EXTRACTED RECORDS
○ ○ ○
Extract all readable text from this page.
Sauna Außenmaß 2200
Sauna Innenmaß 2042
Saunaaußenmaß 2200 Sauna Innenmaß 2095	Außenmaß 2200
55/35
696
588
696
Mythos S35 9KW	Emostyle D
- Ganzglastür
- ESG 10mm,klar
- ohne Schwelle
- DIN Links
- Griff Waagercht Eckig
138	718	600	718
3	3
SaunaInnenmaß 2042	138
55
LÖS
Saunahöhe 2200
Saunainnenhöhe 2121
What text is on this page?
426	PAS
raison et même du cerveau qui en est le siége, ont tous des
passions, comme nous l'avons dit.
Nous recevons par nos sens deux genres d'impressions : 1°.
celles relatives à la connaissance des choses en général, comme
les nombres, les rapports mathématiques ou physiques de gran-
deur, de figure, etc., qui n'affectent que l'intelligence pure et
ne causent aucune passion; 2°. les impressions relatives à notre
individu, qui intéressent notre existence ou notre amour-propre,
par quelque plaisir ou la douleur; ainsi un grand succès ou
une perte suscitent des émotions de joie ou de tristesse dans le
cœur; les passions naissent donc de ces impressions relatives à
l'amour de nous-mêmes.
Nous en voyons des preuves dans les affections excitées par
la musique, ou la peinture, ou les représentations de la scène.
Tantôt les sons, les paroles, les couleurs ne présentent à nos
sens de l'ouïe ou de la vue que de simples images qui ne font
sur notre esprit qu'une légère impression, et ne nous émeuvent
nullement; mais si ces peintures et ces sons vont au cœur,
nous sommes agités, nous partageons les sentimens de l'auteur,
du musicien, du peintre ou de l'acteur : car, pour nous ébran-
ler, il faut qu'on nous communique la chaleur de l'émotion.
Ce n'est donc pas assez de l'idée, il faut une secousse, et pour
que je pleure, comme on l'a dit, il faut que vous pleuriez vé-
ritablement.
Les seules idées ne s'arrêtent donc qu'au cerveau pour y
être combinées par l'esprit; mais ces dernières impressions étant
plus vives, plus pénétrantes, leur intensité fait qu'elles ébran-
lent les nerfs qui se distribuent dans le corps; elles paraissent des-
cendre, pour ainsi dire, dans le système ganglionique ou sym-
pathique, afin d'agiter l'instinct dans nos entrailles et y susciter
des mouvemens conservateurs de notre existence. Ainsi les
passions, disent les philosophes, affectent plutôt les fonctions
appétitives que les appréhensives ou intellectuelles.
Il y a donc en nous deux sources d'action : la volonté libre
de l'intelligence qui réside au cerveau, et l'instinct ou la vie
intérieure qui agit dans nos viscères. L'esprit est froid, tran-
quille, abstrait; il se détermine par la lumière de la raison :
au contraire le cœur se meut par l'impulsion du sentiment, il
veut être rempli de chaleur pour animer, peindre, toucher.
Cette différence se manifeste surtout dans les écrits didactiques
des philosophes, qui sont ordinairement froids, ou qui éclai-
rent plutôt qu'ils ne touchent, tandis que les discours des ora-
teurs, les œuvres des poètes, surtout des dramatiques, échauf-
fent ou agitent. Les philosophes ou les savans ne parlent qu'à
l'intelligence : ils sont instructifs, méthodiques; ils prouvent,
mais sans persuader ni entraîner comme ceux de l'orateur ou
○ ○ ○
GOAL
In the records above, find each line holding "this" and copy it.

THE RESULT
Extract all readable text from this page.
What text is on this page?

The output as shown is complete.